Exercise brief.
Could you echo the records word for word, starting at the very first line and ending at the line that contains "y-axis-title: Dice coefficient-->", with both of those lines included?

Records for this exercise.
***

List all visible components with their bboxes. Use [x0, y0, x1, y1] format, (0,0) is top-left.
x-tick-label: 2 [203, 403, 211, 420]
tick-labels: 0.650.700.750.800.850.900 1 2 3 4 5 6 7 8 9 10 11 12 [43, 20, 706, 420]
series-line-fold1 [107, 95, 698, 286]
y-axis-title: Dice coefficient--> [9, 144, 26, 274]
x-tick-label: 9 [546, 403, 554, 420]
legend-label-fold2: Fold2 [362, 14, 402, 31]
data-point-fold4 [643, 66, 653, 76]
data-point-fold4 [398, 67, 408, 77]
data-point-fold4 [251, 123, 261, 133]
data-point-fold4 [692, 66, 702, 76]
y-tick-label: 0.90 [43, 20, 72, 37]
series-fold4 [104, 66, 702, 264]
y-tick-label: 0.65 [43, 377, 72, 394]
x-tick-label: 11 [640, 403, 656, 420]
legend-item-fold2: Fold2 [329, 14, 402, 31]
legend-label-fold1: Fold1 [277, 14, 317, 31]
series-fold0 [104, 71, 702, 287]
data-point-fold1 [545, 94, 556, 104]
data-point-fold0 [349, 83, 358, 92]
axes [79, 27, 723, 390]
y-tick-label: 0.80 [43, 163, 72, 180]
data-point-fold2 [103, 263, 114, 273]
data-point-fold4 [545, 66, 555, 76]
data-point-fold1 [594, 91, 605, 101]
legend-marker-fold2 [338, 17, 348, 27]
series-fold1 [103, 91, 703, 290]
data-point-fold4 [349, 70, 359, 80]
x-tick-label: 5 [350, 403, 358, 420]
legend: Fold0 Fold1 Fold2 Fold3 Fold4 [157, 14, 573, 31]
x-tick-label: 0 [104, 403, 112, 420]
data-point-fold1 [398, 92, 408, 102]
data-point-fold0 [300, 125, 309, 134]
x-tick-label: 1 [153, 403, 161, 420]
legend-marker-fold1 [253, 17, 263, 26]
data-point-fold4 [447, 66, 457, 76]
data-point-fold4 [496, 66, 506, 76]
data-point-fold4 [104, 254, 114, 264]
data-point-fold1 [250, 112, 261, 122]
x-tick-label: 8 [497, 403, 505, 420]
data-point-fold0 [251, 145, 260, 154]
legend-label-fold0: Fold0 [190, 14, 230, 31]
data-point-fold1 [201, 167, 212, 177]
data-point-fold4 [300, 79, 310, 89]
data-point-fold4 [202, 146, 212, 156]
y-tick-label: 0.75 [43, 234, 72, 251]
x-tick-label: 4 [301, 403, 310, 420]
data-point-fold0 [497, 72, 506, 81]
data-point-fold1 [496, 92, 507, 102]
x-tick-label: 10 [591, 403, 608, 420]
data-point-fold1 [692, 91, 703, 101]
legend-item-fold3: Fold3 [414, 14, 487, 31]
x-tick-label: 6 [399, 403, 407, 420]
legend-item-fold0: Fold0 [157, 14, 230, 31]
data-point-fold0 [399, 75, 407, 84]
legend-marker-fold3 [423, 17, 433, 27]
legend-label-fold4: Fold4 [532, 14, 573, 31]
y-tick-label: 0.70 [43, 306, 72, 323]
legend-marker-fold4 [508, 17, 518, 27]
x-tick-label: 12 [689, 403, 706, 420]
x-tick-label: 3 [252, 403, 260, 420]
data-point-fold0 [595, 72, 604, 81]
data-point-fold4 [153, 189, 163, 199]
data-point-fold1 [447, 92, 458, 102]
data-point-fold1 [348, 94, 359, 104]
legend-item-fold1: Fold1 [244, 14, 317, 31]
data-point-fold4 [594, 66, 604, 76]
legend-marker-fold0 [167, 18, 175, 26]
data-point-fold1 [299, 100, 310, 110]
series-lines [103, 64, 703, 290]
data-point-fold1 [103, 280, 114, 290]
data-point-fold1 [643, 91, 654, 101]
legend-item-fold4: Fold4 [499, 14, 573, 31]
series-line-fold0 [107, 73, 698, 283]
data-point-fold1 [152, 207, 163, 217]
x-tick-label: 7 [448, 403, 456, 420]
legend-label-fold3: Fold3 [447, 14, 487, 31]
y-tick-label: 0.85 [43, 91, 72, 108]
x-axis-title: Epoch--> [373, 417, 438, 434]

***

Right answer.
List all visible components with their bboxes. Use [x0, y0, x1, y1] format, (0,0) is top-left.
x-tick-label: 2 [203, 403, 211, 420]
tick-labels: 0.650.700.750.800.850.900 1 2 3 4 5 6 7 8 9 10 11 12 [43, 20, 706, 420]
series-line-fold1 [107, 95, 698, 286]
y-axis-title: Dice coefficient--> [9, 144, 26, 274]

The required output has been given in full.